— Start TEXT SEGMENT —
Understanding Political Economy:
Defining One's Terms

Harry Pollard



[Reprinted from a Land-Theory online discussion, 2003]


I've made changes to George's original classifications, because I considered they were a little too general for high school purposes where the teaching would be done by professional teachers who were not Georgists. In our basic courses, we need not be so rigorous. I've almost finished setting out my changes in response to John's request, so I'll post that in a day or two.

I taught the old way for decades and changing the words of the master bothers some Georgists, but he adjured us "in nothing trust to me" and "think for yourself" so I am happy to do just that even though it might send some long time Georgists into a tizzy.

The process begins with a concept, a notion. It can be pretty formless. You then define your concept by putting a "fence" around it. Everything that is part of the concept is within the fence, everything that is not part of the concept is outside the fence.

When you have completed the process of defining, you label it - put a name on it.
— End TEXT SEGMENT —
TASK 1:
Repeat the passage on defining terms from "The process begins" to "outside the fence.".
TASK 2:
Answer these questions about the passage on defining terms:
(a) For what level of schooling were George's original classifications changed?
(b) What do you put around a concept to define it?
(c) What do you do once the process of defining is complete?
The listing has no connection to the passage on defining terms.
— Start DATA PROVIDED —
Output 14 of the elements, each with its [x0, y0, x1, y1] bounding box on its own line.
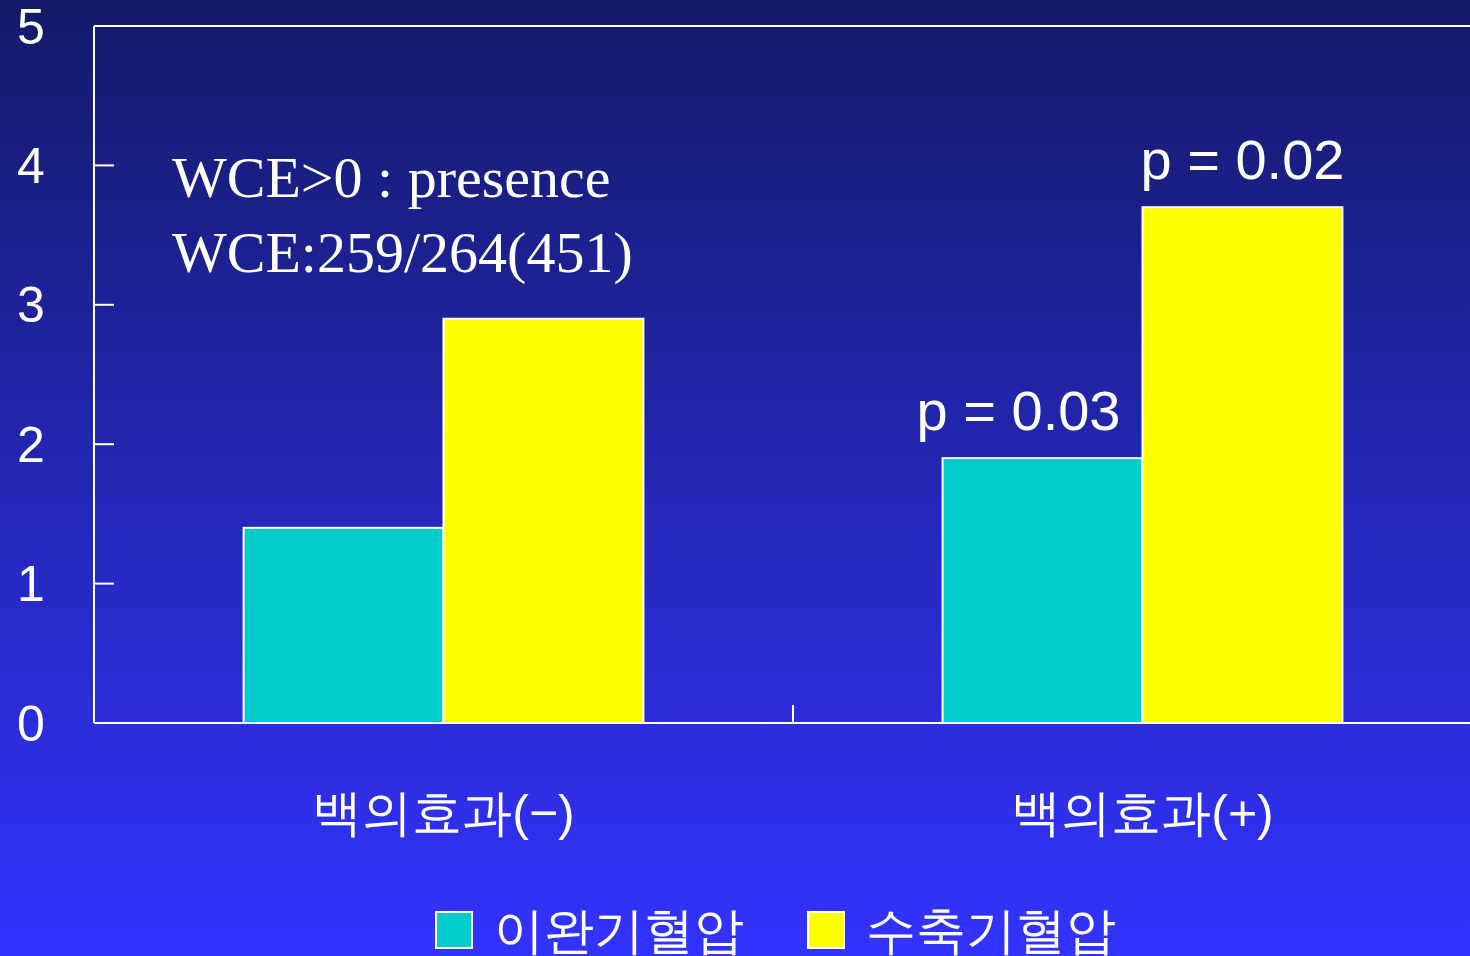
annotation: WCE:259/264(451) — [172, 220, 633, 285]
y-tick-label: 4 — [17, 137, 45, 194]
x-tick-label: 백의효과(+) — [1011, 784, 1274, 841]
annotation: p = 0.02 — [1140, 128, 1345, 192]
x-tick-label: 백의효과(−) — [312, 784, 575, 841]
annotation: WCE>0 : presence — [172, 145, 611, 210]
y-tick-label: 5 — [17, 0, 45, 55]
y-tick-label: 0 — [17, 695, 45, 752]
y-tick-label: 1 — [17, 556, 45, 613]
legend-label: 수축기혈압 — [866, 902, 1116, 956]
legend-label: 이완기혈압 — [494, 902, 744, 956]
y-tick-label: 3 — [17, 277, 45, 334]
y-tick-label: 2 — [17, 416, 45, 473]
annotation: p = 0.03 — [916, 379, 1121, 443]
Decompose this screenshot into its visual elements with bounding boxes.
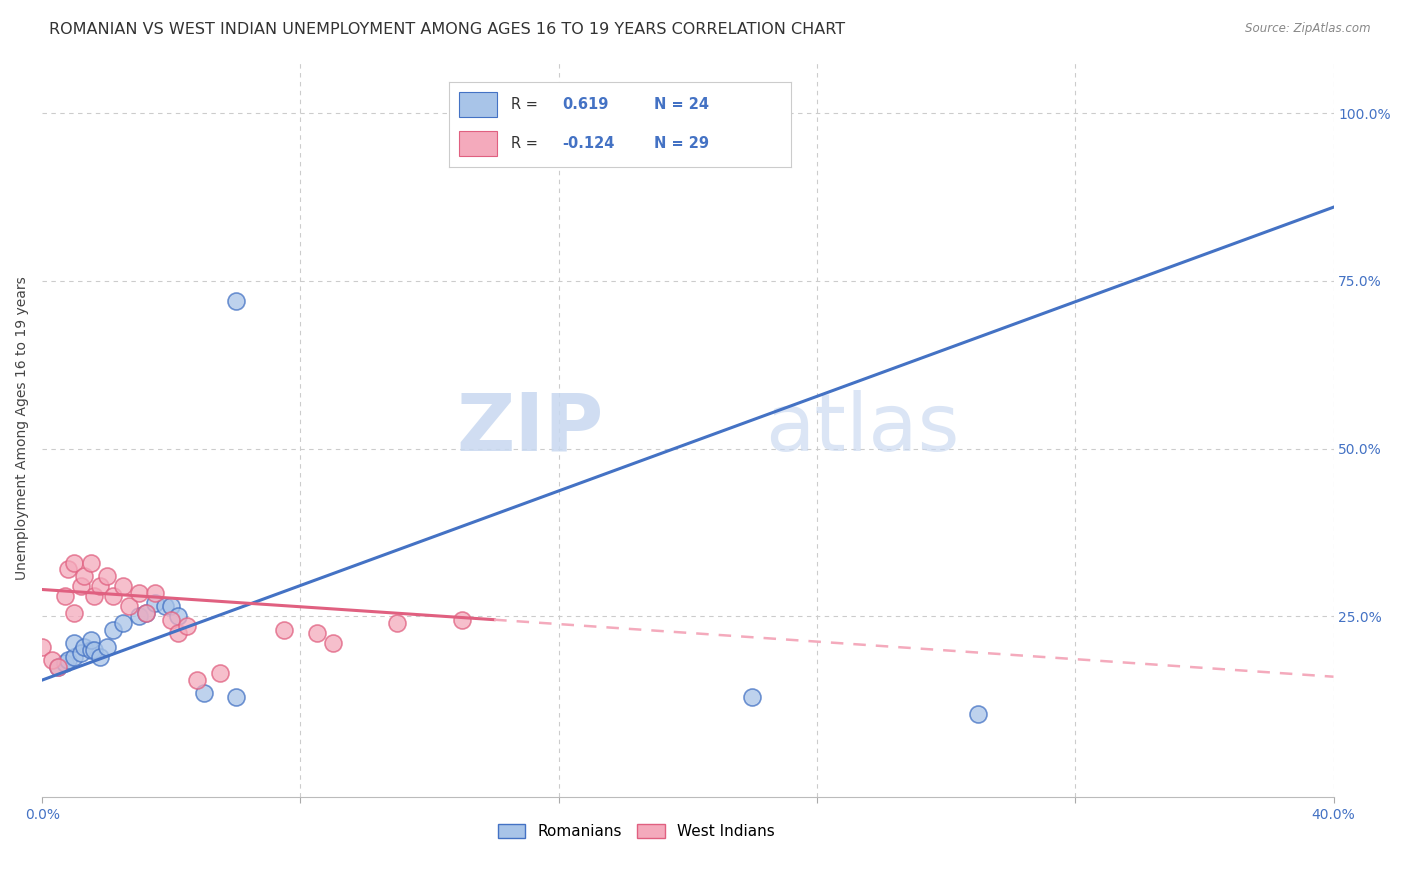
Point [111, 615, 134, 630]
Y-axis label: Unemployment Among Ages 16 to 19 years: Unemployment Among Ages 16 to 19 years [15, 277, 30, 581]
Point [56, 562, 79, 576]
Text: atlas: atlas [765, 390, 960, 467]
Point [967, 706, 990, 721]
Point [186, 673, 208, 687]
Point [70, 646, 93, 660]
Point [322, 636, 344, 650]
Point [63, 636, 86, 650]
Point [83, 589, 105, 603]
Point [70, 579, 93, 593]
Point [46, 659, 69, 673]
Point [31, 640, 53, 654]
Point [79, 632, 101, 647]
Point [208, 666, 231, 681]
Point [89, 579, 111, 593]
Text: ROMANIAN VS WEST INDIAN UNEMPLOYMENT AMONG AGES 16 TO 19 YEARS CORRELATION CHART: ROMANIAN VS WEST INDIAN UNEMPLOYMENT AMO… [49, 22, 845, 37]
Point [166, 626, 188, 640]
Point [89, 649, 111, 664]
Point [53, 589, 76, 603]
Point [63, 556, 86, 570]
Text: ZIP: ZIP [457, 390, 605, 467]
Point [143, 586, 166, 600]
Point [79, 556, 101, 570]
Point [103, 589, 125, 603]
Point [160, 599, 183, 614]
Point [741, 690, 763, 704]
Point [176, 619, 198, 633]
Point [160, 613, 183, 627]
Point [134, 606, 156, 620]
Legend: Romanians, West Indians: Romanians, West Indians [492, 818, 780, 845]
Point [96, 569, 118, 583]
Point [166, 609, 188, 624]
Point [103, 623, 125, 637]
Point [305, 626, 328, 640]
Point [41, 653, 63, 667]
Point [83, 643, 105, 657]
Point [225, 690, 247, 704]
Point [273, 623, 295, 637]
Text: Source: ZipAtlas.com: Source: ZipAtlas.com [1246, 22, 1371, 36]
Point [225, 294, 247, 309]
Point [153, 599, 176, 614]
Point [63, 649, 86, 664]
Point [73, 640, 96, 654]
Point [46, 659, 69, 673]
Point [128, 586, 150, 600]
Point [387, 615, 409, 630]
Point [79, 643, 101, 657]
Point [193, 686, 215, 700]
Point [63, 606, 86, 620]
Point [96, 640, 118, 654]
Point [128, 609, 150, 624]
Point [111, 579, 134, 593]
Point [73, 569, 96, 583]
Point [53, 657, 76, 671]
Point [134, 606, 156, 620]
Point [118, 599, 141, 614]
Point [451, 613, 474, 627]
Point [56, 653, 79, 667]
Point [143, 596, 166, 610]
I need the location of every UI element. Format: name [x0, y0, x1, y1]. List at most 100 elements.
— End DATA PROVIDED —
WRITTEN RESPONSE 1:
The process begins with a concept, a notion. It can be pretty formless. You then define your concept by putting a "fence" around it. Everything that is part of the concept is within the fence, everything that is not part of the concept is outside the fence.

WRITTEN RESPONSE 2:
(a) High school.
(b) A "fence."
(c) You label it, putting a name on it.